> Exercise directions
Provide only the number of lines in the records below that include "keys".

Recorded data
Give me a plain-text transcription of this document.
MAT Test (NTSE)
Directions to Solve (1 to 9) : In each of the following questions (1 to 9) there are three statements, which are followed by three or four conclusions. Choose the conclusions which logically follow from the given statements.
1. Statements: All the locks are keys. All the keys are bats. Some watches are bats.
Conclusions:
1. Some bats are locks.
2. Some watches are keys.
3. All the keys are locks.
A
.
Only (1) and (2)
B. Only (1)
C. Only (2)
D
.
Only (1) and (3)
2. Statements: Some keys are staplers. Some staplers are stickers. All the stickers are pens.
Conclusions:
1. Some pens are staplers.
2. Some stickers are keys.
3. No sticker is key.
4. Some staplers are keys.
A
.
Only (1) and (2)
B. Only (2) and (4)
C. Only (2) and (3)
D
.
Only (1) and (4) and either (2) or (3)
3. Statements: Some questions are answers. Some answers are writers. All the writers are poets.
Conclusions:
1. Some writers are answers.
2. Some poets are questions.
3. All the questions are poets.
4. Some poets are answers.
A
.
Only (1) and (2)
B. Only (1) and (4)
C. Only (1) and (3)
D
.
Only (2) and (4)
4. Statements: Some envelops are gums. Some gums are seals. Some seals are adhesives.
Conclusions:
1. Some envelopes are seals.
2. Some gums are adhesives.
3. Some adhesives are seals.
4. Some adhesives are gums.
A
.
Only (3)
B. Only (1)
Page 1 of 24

> Answer to the exercise
6